__Work to complete__
Pick out each line with the word "loop" from the material that follows.

__Given records__
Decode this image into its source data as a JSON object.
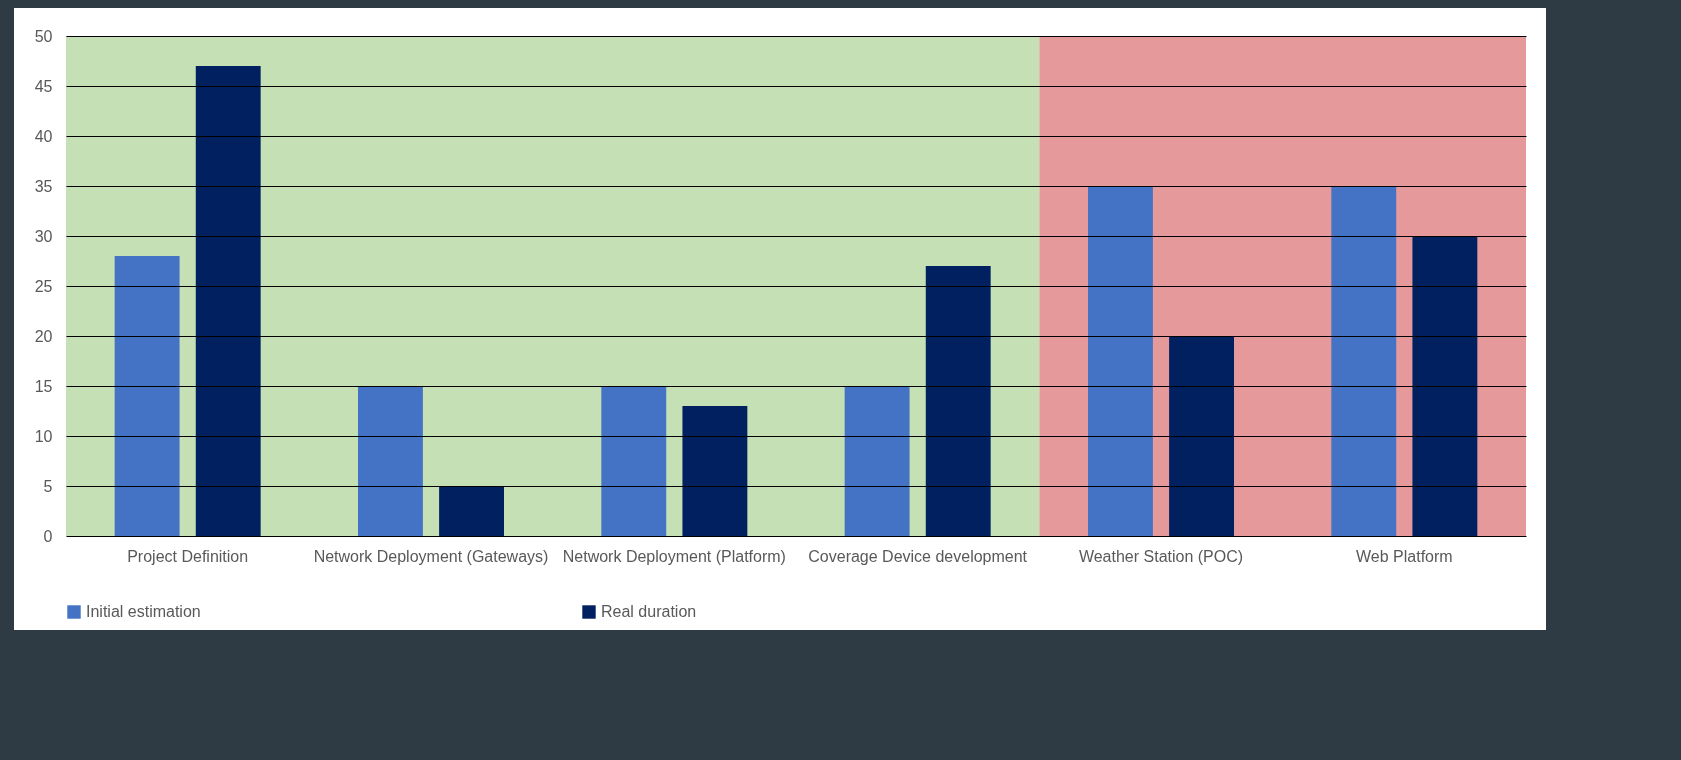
{
  "chart_data": {
    "type": "bar",
    "categories": [
      "Project Definition",
      "Network Deployment (Gateways)",
      "Network Deployment (Platform)",
      "Coverage Device development",
      "Weather Station (POC)",
      "Web Platform"
    ],
    "series": [
      {
        "name": "Initial estimation",
        "color": "#4472c4",
        "values": [
          28,
          15,
          15,
          15,
          35,
          35
        ]
      },
      {
        "name": "Real duration",
        "color": "#002060",
        "values": [
          47,
          5,
          13,
          27,
          20,
          30
        ]
      }
    ],
    "ylim": [
      0,
      50
    ],
    "yticks": [
      0,
      5,
      10,
      15,
      20,
      25,
      30,
      35,
      40,
      45,
      50
    ],
    "grid": "y",
    "legend": "bottom",
    "bands": [
      {
        "axis": "x",
        "from": "Project Definition",
        "to": "Coverage Device development",
        "color": "#c5e0b4"
      },
      {
        "axis": "x",
        "from": "Weather Station (POC)",
        "to": "Web Platform",
        "color": "#e6999a"
      }
    ]
  }
}
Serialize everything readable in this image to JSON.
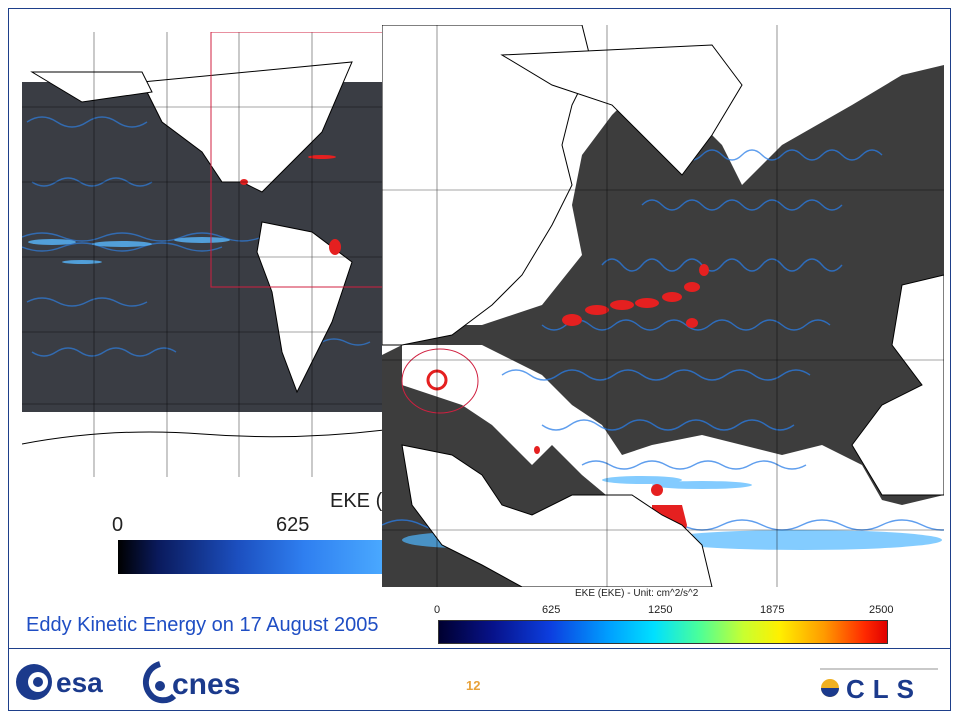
{
  "world_panel": {
    "eke_label": "EKE (",
    "colorbar_ticks": [
      "0",
      "625"
    ]
  },
  "atlantic_panel": {
    "colorbar_title": "EKE (EKE) - Unit: cm^2/s^2",
    "colorbar_ticks": [
      "0",
      "625",
      "1250",
      "1875",
      "2500"
    ]
  },
  "caption": "Eddy Kinetic Energy on 17 August 2005",
  "page_number": "12",
  "logos": {
    "esa": "esa",
    "cnes": "cnes",
    "cls": "CLS"
  },
  "colors": {
    "frame": "#1e3f8a",
    "caption": "#1f4ec4",
    "page_number": "#e8a23a",
    "ocean_background": "#3d3d3d",
    "eddy_high": "#e00000"
  }
}
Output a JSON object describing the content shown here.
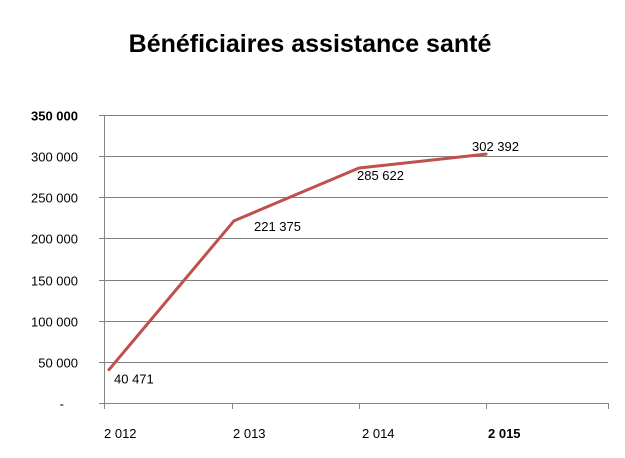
{
  "chart_data": {
    "type": "line",
    "title": "Bénéficiaires assistance santé",
    "xlabel": "",
    "ylabel": "",
    "categories": [
      "2 012",
      "2 013",
      "2 014",
      "2 015"
    ],
    "series": [
      {
        "values": [
          40471,
          221375,
          285622,
          302392
        ],
        "data_labels": [
          "40 471",
          "221 375",
          "285 622",
          "302 392"
        ],
        "color": "#c0504d"
      }
    ],
    "ylim": [
      0,
      350000
    ],
    "yticks": [
      0,
      50000,
      100000,
      150000,
      200000,
      250000,
      300000,
      350000
    ],
    "ytick_labels": [
      "-",
      "50 000",
      "100 000",
      "150 000",
      "200 000",
      "250 000",
      "300 000",
      "350 000"
    ],
    "grid": true,
    "legend": "none"
  }
}
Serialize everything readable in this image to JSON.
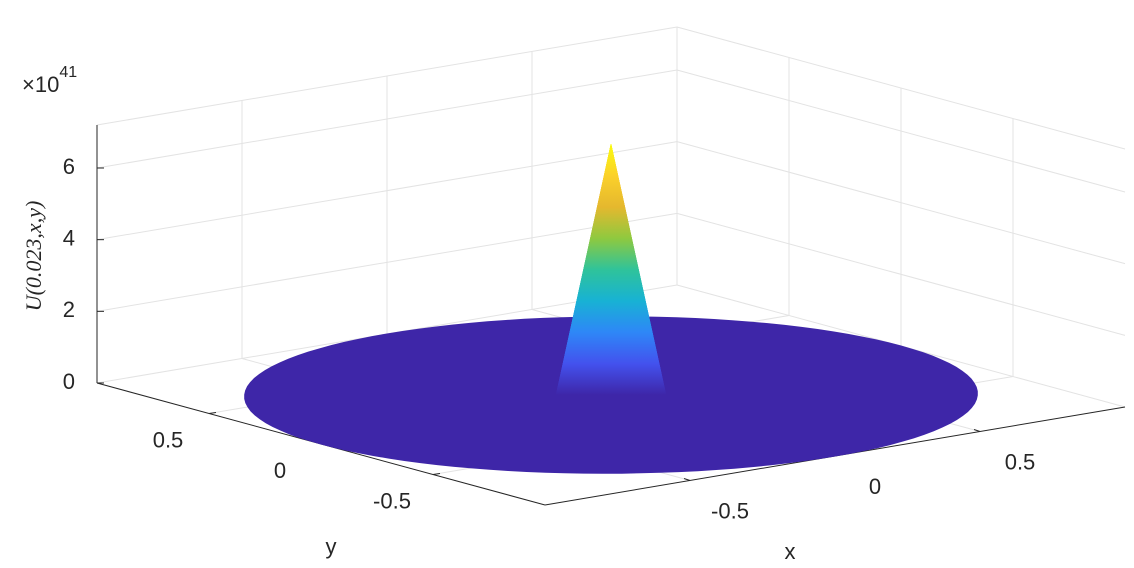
{
  "chart_data": {
    "type": "surface",
    "xlabel": "x",
    "ylabel": "y",
    "zlabel": "U(0.023,x,y)",
    "xlim": [
      -1,
      1
    ],
    "ylim": [
      -1,
      1
    ],
    "zlim": [
      0,
      7.2
    ],
    "xticks": [
      -0.5,
      0,
      0.5
    ],
    "yticks": [
      -0.5,
      0,
      0.5
    ],
    "zticks": [
      0,
      2,
      4,
      6
    ],
    "z_multiplier": {
      "base": "×10",
      "exponent": "41"
    },
    "peak": 7,
    "grid": true,
    "colormap": [
      "#3e26a8",
      "#4352ee",
      "#2e87f7",
      "#18b2d4",
      "#2fc39a",
      "#8fc93f",
      "#e5b82e",
      "#fbd12a",
      "#f9fb0e"
    ]
  }
}
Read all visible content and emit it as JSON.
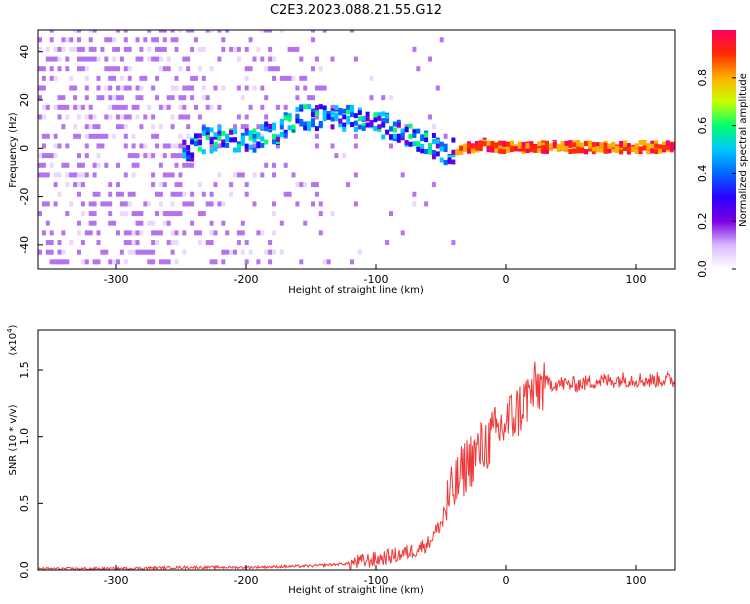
{
  "title": "C2E3.2023.088.21.55.G12",
  "colors": {
    "snr_line": "#f03a3a",
    "colormap": [
      "#ffffff",
      "#d9b8ff",
      "#7a00e0",
      "#2b00ff",
      "#0066ff",
      "#00c8ff",
      "#00ff6a",
      "#c8ff00",
      "#ffb000",
      "#ff2a00",
      "#ff0060"
    ]
  },
  "chart_data": [
    {
      "type": "heatmap",
      "xlabel": "Height of straight line (km)",
      "ylabel": "Frequency (Hz)",
      "xlim": [
        -360,
        130
      ],
      "ylim": [
        -50,
        49
      ],
      "xticks": [
        -300,
        -200,
        -100,
        0,
        100
      ],
      "yticks": [
        -40,
        -20,
        0,
        20,
        40
      ],
      "colorbar": {
        "label": "Normalized spectral amplitude",
        "range": [
          0.0,
          1.0
        ],
        "ticks": [
          "0.0",
          "0.2",
          "0.4",
          "0.6",
          "0.8"
        ]
      },
      "feature_track": {
        "x": [
          -240,
          -220,
          -200,
          -180,
          -160,
          -140,
          -120,
          -100,
          -80,
          -60,
          -50,
          -40,
          -20,
          0,
          40,
          80,
          130
        ],
        "y": [
          3,
          3,
          3,
          6,
          12,
          13,
          12,
          10,
          6,
          2,
          -3,
          -1,
          1,
          0,
          0,
          0,
          0
        ]
      }
    },
    {
      "type": "line",
      "xlabel": "Height of straight line (km)",
      "ylabel": "SNR (10 * v/v)",
      "y_multiplier": "(x10",
      "y_multiplier_exponent": "4",
      "y_multiplier_close": ")",
      "xlim": [
        -360,
        130
      ],
      "ylim": [
        0,
        1.8
      ],
      "xticks": [
        -300,
        -200,
        -100,
        0,
        100
      ],
      "yticks": [
        "0.0",
        "0.5",
        "1.0",
        "1.5"
      ],
      "series": [
        {
          "x": [
            -360,
            -300,
            -250,
            -200,
            -150,
            -120,
            -100,
            -90,
            -80,
            -70,
            -60,
            -50,
            -45,
            -40,
            -35,
            -30,
            -25,
            -20,
            -15,
            -10,
            -5,
            0,
            5,
            10,
            15,
            20,
            25,
            30,
            40,
            50,
            60,
            70,
            80,
            90,
            100,
            110,
            120,
            130
          ],
          "values": [
            0.01,
            0.01,
            0.02,
            0.02,
            0.03,
            0.05,
            0.08,
            0.1,
            0.12,
            0.15,
            0.2,
            0.35,
            0.5,
            0.6,
            0.7,
            0.8,
            0.85,
            0.9,
            0.95,
            1.0,
            1.05,
            1.1,
            1.15,
            1.2,
            1.28,
            1.33,
            1.37,
            1.4,
            1.4,
            1.39,
            1.4,
            1.42,
            1.42,
            1.43,
            1.43,
            1.42,
            1.43,
            1.42
          ]
        }
      ]
    }
  ]
}
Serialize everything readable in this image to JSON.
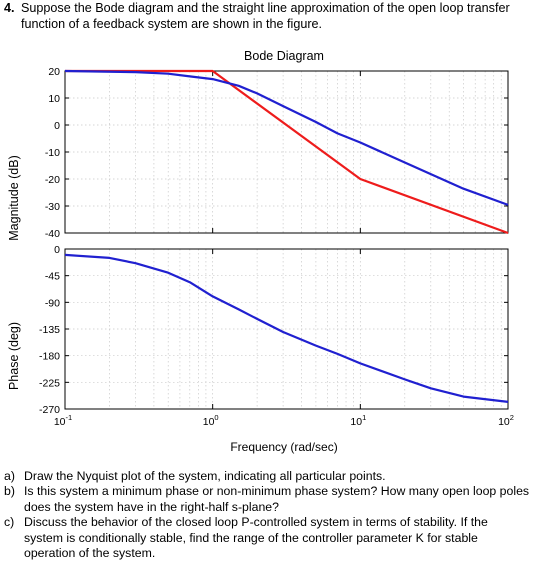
{
  "question": {
    "number": "4.",
    "text": "Suppose the Bode diagram and the straight line approximation of the open loop transfer function of a feedback system are shown in the figure."
  },
  "subquestions": [
    {
      "letter": "a)",
      "text": "Draw the Nyquist plot of the system, indicating all particular points."
    },
    {
      "letter": "b)",
      "text": "Is this system a minimum phase or non-minimum phase system? How many open loop poles does the system have in the right-half s-plane?"
    },
    {
      "letter": "c)",
      "text": "Discuss the behavior of the closed loop P-controlled system in terms of stability. If the system is conditionally stable, find the range of the controller parameter K for stable operation of the system."
    }
  ],
  "chart_data": {
    "type": "line",
    "title": "Bode Diagram",
    "xlabel": "Frequency (rad/sec)",
    "xscale": "log",
    "xlim": [
      0.1,
      100
    ],
    "x_ticks": [
      {
        "base": "10",
        "exp": "-1"
      },
      {
        "base": "10",
        "exp": "0"
      },
      {
        "base": "10",
        "exp": "1"
      },
      {
        "base": "10",
        "exp": "2"
      }
    ],
    "grid": true,
    "colors": {
      "exact": "#2020d0",
      "asymptote": "#ee1c1c"
    },
    "magnitude": {
      "ylabel": "Magnitude (dB)",
      "ylim": [
        -40,
        20
      ],
      "yticks": [
        "20",
        "10",
        "0",
        "-10",
        "-20",
        "-30",
        "-40"
      ],
      "yticks_values": [
        20,
        10,
        0,
        -10,
        -20,
        -30,
        -40
      ],
      "exact": {
        "x": [
          0.1,
          0.3,
          0.5,
          0.7,
          1,
          1.5,
          2,
          3,
          5,
          7,
          10,
          20,
          50,
          100
        ],
        "y": [
          20,
          19.6,
          19,
          18,
          17,
          14.5,
          11.7,
          7,
          1.1,
          -3.1,
          -6.5,
          -13.9,
          -23.6,
          -29.6
        ]
      },
      "asymptote": {
        "x": [
          0.1,
          1,
          10,
          100
        ],
        "y": [
          20,
          20,
          -20,
          -40
        ]
      }
    },
    "phase": {
      "ylabel": "Phase (deg)",
      "ylim": [
        -270,
        0
      ],
      "yticks": [
        "0",
        "-45",
        "-90",
        "-135",
        "-180",
        "-225",
        "-270"
      ],
      "yticks_values": [
        0,
        -45,
        -90,
        -135,
        -180,
        -225,
        -270
      ],
      "exact": {
        "x": [
          0.1,
          0.2,
          0.3,
          0.5,
          0.7,
          1,
          1.5,
          2,
          3,
          5,
          7,
          10,
          20,
          30,
          50,
          100
        ],
        "y": [
          -10,
          -15,
          -24,
          -40,
          -56,
          -80,
          -102,
          -118,
          -140,
          -163,
          -177,
          -193,
          -220,
          -235,
          -249,
          -258
        ]
      }
    }
  }
}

__Output below__
    "text": "Suppose the Bode diagram and the straight line approximation of the open loop transfer function of a feedback system are shown in the figure."
      "text": "Is this system a minimum phase or non-minimum phase system? How many open loop poles does the system have in the right-half s-plane?"
      "text": "Discuss the behavior of the closed loop P-controlled system in terms of stability. If the system is conditionally stable, find the range of the controller parameter K for stable operation of the system."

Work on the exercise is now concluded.